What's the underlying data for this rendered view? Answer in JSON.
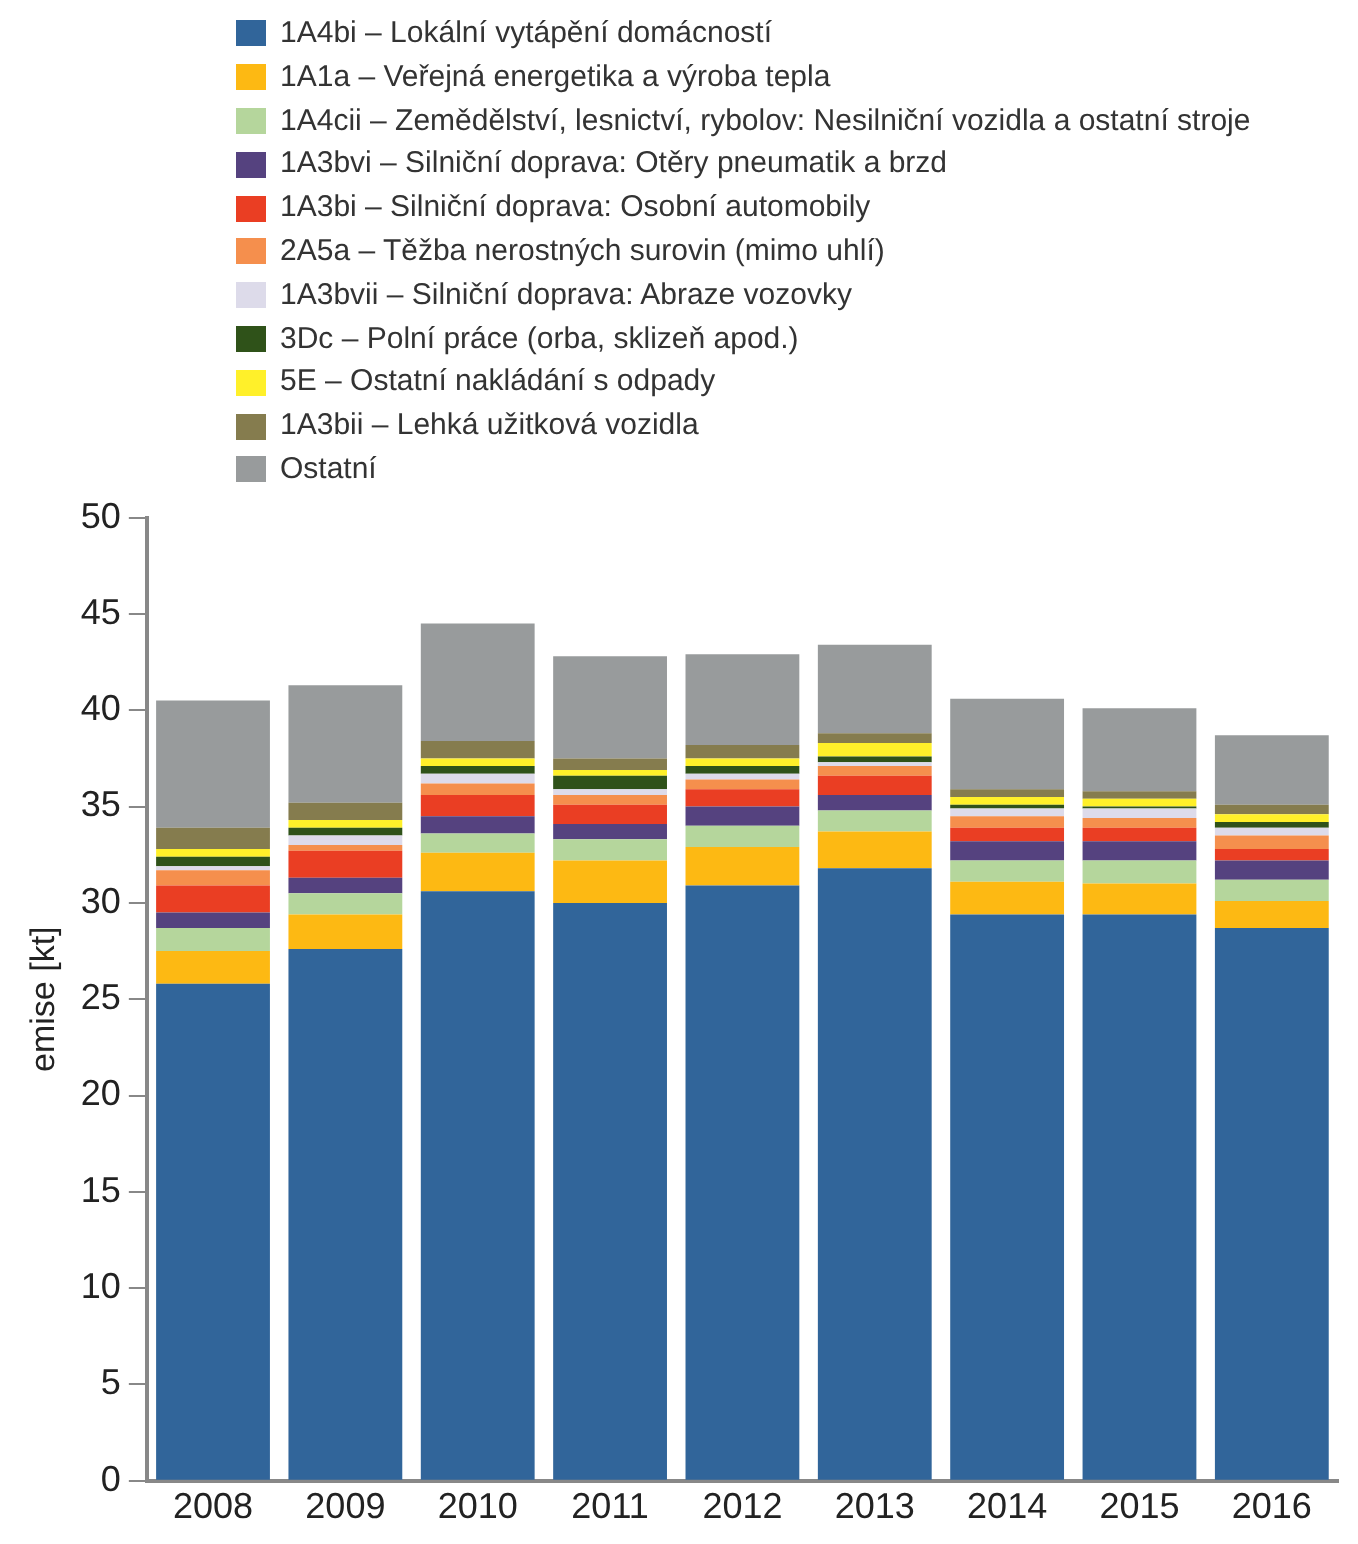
{
  "chart_data": {
    "type": "bar",
    "stacked": true,
    "ylabel": "emise [kt]",
    "categories": [
      "2008",
      "2009",
      "2010",
      "2011",
      "2012",
      "2013",
      "2014",
      "2015",
      "2016"
    ],
    "ylim": [
      0,
      50
    ],
    "yticks": [
      0,
      5,
      10,
      15,
      20,
      25,
      30,
      35,
      40,
      45,
      50
    ],
    "grid": false,
    "legend": "top left",
    "series": [
      {
        "name": "1A4bi – Lokální vytápění domácností",
        "color": "#31659a",
        "values": [
          25.8,
          27.6,
          30.6,
          30.0,
          30.9,
          31.8,
          29.4,
          29.4,
          28.7
        ]
      },
      {
        "name": "1A1a – Veřejná energetika a výroba tepla",
        "color": "#fdb913",
        "values": [
          1.7,
          1.8,
          2.0,
          2.2,
          2.0,
          1.9,
          1.7,
          1.6,
          1.4
        ]
      },
      {
        "name": "1A4cii – Zemědělství, lesnictví, rybolov: Nesilniční vozidla a ostatní stroje",
        "color": "#b5d69c",
        "values": [
          1.2,
          1.1,
          1.0,
          1.1,
          1.1,
          1.1,
          1.1,
          1.2,
          1.1
        ]
      },
      {
        "name": "1A3bvi – Silniční doprava: Otěry pneumatik a brzd",
        "color": "#55427f",
        "values": [
          0.8,
          0.8,
          0.9,
          0.8,
          1.0,
          0.8,
          1.0,
          1.0,
          1.0
        ]
      },
      {
        "name": "1A3bi – Silniční doprava: Osobní automobily",
        "color": "#ea3e23",
        "values": [
          1.4,
          1.4,
          1.1,
          1.0,
          0.9,
          1.0,
          0.7,
          0.7,
          0.6
        ]
      },
      {
        "name": "2A5a – Těžba nerostných surovin (mimo uhlí)",
        "color": "#f58f4d",
        "values": [
          0.8,
          0.3,
          0.6,
          0.5,
          0.5,
          0.5,
          0.6,
          0.5,
          0.7
        ]
      },
      {
        "name": "1A3bvii – Silniční doprava: Abraze vozovky",
        "color": "#dddbea",
        "values": [
          0.2,
          0.5,
          0.5,
          0.3,
          0.3,
          0.2,
          0.4,
          0.5,
          0.4
        ]
      },
      {
        "name": "3Dc – Polní práce (orba, sklizeň apod.)",
        "color": "#2f5219",
        "values": [
          0.5,
          0.4,
          0.4,
          0.7,
          0.4,
          0.3,
          0.2,
          0.1,
          0.3
        ]
      },
      {
        "name": "5E – Ostatní nakládání s odpady",
        "color": "#fff02a",
        "values": [
          0.4,
          0.4,
          0.4,
          0.3,
          0.4,
          0.7,
          0.4,
          0.4,
          0.4
        ]
      },
      {
        "name": "1A3bii – Lehká užitková vozidla",
        "color": "#857c4e",
        "values": [
          1.1,
          0.9,
          0.9,
          0.6,
          0.7,
          0.5,
          0.4,
          0.4,
          0.5
        ]
      },
      {
        "name": "Ostatní",
        "color": "#989b9c",
        "values": [
          6.6,
          6.1,
          6.1,
          5.3,
          4.7,
          4.6,
          4.7,
          4.3,
          3.6
        ]
      }
    ]
  }
}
★ ★ ★ ★ ★ ★ ★
#### WHAT TO PRODUCE:
Output every entry exactly as given; pictures are not part of the copy.

#### FINISHED TASK:
What's the underlying data for this rendered view? Answer in JSON.
{
  "chart_data": {
    "type": "bar",
    "stacked": true,
    "ylabel": "emise [kt]",
    "categories": [
      "2008",
      "2009",
      "2010",
      "2011",
      "2012",
      "2013",
      "2014",
      "2015",
      "2016"
    ],
    "ylim": [
      0,
      50
    ],
    "yticks": [
      0,
      5,
      10,
      15,
      20,
      25,
      30,
      35,
      40,
      45,
      50
    ],
    "grid": false,
    "legend": "top left",
    "series": [
      {
        "name": "1A4bi – Lokální vytápění domácností",
        "color": "#31659a",
        "values": [
          25.8,
          27.6,
          30.6,
          30.0,
          30.9,
          31.8,
          29.4,
          29.4,
          28.7
        ]
      },
      {
        "name": "1A1a – Veřejná energetika a výroba tepla",
        "color": "#fdb913",
        "values": [
          1.7,
          1.8,
          2.0,
          2.2,
          2.0,
          1.9,
          1.7,
          1.6,
          1.4
        ]
      },
      {
        "name": "1A4cii – Zemědělství, lesnictví, rybolov: Nesilniční vozidla a ostatní stroje",
        "color": "#b5d69c",
        "values": [
          1.2,
          1.1,
          1.0,
          1.1,
          1.1,
          1.1,
          1.1,
          1.2,
          1.1
        ]
      },
      {
        "name": "1A3bvi – Silniční doprava: Otěry pneumatik a brzd",
        "color": "#55427f",
        "values": [
          0.8,
          0.8,
          0.9,
          0.8,
          1.0,
          0.8,
          1.0,
          1.0,
          1.0
        ]
      },
      {
        "name": "1A3bi – Silniční doprava: Osobní automobily",
        "color": "#ea3e23",
        "values": [
          1.4,
          1.4,
          1.1,
          1.0,
          0.9,
          1.0,
          0.7,
          0.7,
          0.6
        ]
      },
      {
        "name": "2A5a – Těžba nerostných surovin (mimo uhlí)",
        "color": "#f58f4d",
        "values": [
          0.8,
          0.3,
          0.6,
          0.5,
          0.5,
          0.5,
          0.6,
          0.5,
          0.7
        ]
      },
      {
        "name": "1A3bvii – Silniční doprava: Abraze vozovky",
        "color": "#dddbea",
        "values": [
          0.2,
          0.5,
          0.5,
          0.3,
          0.3,
          0.2,
          0.4,
          0.5,
          0.4
        ]
      },
      {
        "name": "3Dc – Polní práce (orba, sklizeň apod.)",
        "color": "#2f5219",
        "values": [
          0.5,
          0.4,
          0.4,
          0.7,
          0.4,
          0.3,
          0.2,
          0.1,
          0.3
        ]
      },
      {
        "name": "5E – Ostatní nakládání s odpady",
        "color": "#fff02a",
        "values": [
          0.4,
          0.4,
          0.4,
          0.3,
          0.4,
          0.7,
          0.4,
          0.4,
          0.4
        ]
      },
      {
        "name": "1A3bii – Lehká užitková vozidla",
        "color": "#857c4e",
        "values": [
          1.1,
          0.9,
          0.9,
          0.6,
          0.7,
          0.5,
          0.4,
          0.4,
          0.5
        ]
      },
      {
        "name": "Ostatní",
        "color": "#989b9c",
        "values": [
          6.6,
          6.1,
          6.1,
          5.3,
          4.7,
          4.6,
          4.7,
          4.3,
          3.6
        ]
      }
    ]
  }
}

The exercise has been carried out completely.